> _Problem details_
Recast the items as a numbered list, starting with the first line of the items and going on through the line that contains "- Bar: [309, 684, 428, 837]", including that line. Leave out any blank lines.

=== Records supplied ===

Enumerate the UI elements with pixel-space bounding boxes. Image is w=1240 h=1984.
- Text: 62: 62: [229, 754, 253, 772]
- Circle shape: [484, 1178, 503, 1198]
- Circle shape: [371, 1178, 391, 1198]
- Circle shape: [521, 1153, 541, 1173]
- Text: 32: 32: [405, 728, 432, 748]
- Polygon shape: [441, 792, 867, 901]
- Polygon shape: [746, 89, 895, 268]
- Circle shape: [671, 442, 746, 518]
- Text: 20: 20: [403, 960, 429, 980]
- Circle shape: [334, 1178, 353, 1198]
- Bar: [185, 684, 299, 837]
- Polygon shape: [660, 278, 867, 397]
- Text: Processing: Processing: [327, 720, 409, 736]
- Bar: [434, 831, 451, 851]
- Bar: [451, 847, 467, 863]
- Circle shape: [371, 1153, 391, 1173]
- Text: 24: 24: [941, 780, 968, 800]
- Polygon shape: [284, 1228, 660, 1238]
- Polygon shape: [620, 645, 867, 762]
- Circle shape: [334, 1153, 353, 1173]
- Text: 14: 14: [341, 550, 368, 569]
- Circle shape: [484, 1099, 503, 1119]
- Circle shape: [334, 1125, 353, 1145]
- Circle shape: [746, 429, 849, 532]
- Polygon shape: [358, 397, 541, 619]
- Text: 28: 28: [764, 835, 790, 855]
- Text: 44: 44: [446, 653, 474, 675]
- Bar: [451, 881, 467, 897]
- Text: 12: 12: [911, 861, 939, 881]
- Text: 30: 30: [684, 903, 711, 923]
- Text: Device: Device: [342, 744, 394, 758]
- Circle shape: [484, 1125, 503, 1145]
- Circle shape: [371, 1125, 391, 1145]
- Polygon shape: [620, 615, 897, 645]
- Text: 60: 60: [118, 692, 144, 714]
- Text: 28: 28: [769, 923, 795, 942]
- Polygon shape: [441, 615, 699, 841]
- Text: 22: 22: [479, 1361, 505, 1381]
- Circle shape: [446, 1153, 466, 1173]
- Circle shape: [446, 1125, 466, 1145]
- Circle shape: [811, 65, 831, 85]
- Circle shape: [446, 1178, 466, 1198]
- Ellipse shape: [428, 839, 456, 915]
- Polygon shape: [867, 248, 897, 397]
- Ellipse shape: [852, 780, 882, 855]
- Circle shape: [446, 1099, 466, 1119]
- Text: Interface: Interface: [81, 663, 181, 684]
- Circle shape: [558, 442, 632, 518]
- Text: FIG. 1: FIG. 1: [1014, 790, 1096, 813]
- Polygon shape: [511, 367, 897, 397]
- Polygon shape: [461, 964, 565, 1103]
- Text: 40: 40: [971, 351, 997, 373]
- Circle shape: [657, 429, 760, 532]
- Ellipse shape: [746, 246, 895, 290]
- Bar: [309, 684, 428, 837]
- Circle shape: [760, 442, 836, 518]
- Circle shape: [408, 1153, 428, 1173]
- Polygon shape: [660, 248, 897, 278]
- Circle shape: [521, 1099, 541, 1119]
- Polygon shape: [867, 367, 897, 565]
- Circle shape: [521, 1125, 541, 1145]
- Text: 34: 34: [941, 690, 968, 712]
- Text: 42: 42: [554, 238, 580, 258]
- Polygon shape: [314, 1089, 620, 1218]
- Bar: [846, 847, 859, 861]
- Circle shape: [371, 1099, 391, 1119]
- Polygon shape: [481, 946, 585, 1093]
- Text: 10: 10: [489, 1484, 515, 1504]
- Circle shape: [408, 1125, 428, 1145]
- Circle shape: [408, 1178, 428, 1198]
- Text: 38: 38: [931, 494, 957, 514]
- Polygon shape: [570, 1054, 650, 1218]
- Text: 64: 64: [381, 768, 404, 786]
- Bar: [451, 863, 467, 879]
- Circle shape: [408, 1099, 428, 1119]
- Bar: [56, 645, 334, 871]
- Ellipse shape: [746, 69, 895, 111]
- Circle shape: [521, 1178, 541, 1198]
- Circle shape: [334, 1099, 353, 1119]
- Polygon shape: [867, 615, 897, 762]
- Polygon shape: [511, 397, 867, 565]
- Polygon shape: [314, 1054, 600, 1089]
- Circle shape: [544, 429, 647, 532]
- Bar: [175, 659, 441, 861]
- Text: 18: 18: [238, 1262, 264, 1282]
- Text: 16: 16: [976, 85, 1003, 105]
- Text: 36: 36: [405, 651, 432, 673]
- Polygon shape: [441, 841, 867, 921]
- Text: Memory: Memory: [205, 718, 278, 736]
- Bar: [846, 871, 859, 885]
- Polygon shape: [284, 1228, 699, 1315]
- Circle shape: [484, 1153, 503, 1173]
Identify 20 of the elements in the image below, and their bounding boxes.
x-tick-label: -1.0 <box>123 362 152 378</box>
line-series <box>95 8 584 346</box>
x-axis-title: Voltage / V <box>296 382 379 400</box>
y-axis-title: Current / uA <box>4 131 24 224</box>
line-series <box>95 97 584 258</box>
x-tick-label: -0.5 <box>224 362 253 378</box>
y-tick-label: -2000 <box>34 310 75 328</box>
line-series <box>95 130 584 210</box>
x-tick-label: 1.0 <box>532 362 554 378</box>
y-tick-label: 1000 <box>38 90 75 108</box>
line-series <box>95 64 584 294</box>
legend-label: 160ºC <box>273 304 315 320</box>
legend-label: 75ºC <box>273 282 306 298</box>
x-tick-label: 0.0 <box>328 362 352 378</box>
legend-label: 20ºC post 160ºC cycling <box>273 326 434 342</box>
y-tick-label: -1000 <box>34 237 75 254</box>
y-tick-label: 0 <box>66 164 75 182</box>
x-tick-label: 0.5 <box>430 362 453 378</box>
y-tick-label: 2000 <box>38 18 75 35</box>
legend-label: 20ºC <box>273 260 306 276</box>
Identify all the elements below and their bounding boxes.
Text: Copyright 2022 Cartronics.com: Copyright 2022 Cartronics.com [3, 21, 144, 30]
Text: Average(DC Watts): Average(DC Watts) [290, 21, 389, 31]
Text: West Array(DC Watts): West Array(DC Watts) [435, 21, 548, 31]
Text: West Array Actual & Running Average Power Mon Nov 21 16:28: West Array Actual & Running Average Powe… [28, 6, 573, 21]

===

> _Completed exercise_
1. Enumerate the UI elements with pixel-space bounding boxes. Image is w=1240 h=1984.
2. - Text: 62: 62: [229, 754, 253, 772]
3. - Circle shape: [484, 1178, 503, 1198]
4. - Circle shape: [371, 1178, 391, 1198]
5. - Circle shape: [521, 1153, 541, 1173]
6. - Text: 32: 32: [405, 728, 432, 748]
7. - Polygon shape: [441, 792, 867, 901]
8. - Polygon shape: [746, 89, 895, 268]
9. - Circle shape: [671, 442, 746, 518]
10. - Text: 20: 20: [403, 960, 429, 980]
11. - Circle shape: [334, 1178, 353, 1198]
12. - Bar: [185, 684, 299, 837]
13. - Polygon shape: [660, 278, 867, 397]
14. - Text: Processing: Processing: [327, 720, 409, 736]
15. - Bar: [434, 831, 451, 851]
16. - Bar: [451, 847, 467, 863]
17. - Circle shape: [371, 1153, 391, 1173]
18. - Text: 24: 24: [941, 780, 968, 800]
19. - Polygon shape: [284, 1228, 660, 1238]
20. - Polygon shape: [620, 645, 867, 762]
21. - Circle shape: [334, 1153, 353, 1173]
22. - Text: 14: 14: [341, 550, 368, 569]
23. - Circle shape: [484, 1099, 503, 1119]
24. - Circle shape: [334, 1125, 353, 1145]
25. - Circle shape: [746, 429, 849, 532]
26. - Polygon shape: [358, 397, 541, 619]
27. - Text: 28: 28: [764, 835, 790, 855]
28. - Text: 44: 44: [446, 653, 474, 675]
29. - Bar: [451, 881, 467, 897]
30. - Text: 12: 12: [911, 861, 939, 881]
31. - Text: 30: 30: [684, 903, 711, 923]
32. - Text: Device: Device: [342, 744, 394, 758]
33. - Circle shape: [484, 1125, 503, 1145]
34. - Circle shape: [371, 1125, 391, 1145]
35. - Polygon shape: [620, 615, 897, 645]
36. - Text: 60: 60: [118, 692, 144, 714]
37. - Text: 28: 28: [769, 923, 795, 942]
38. - Polygon shape: [441, 615, 699, 841]
39. - Text: 22: 22: [479, 1361, 505, 1381]
40. - Circle shape: [446, 1153, 466, 1173]
41. - Circle shape: [446, 1125, 466, 1145]
42. - Circle shape: [811, 65, 831, 85]
43. - Circle shape: [446, 1178, 466, 1198]
44. - Ellipse shape: [428, 839, 456, 915]
45. - Polygon shape: [867, 248, 897, 397]
46. - Ellipse shape: [852, 780, 882, 855]
47. - Circle shape: [446, 1099, 466, 1119]
48. - Text: Interface: Interface: [81, 663, 181, 684]
49. - Circle shape: [558, 442, 632, 518]
50. - Text: FIG. 1: FIG. 1: [1014, 790, 1096, 813]
51. - Polygon shape: [511, 367, 897, 397]
52. - Polygon shape: [461, 964, 565, 1103]
53. - Text: 40: 40: [971, 351, 997, 373]
54. - Circle shape: [657, 429, 760, 532]
55. - Ellipse shape: [746, 246, 895, 290]
56. - Bar: [309, 684, 428, 837]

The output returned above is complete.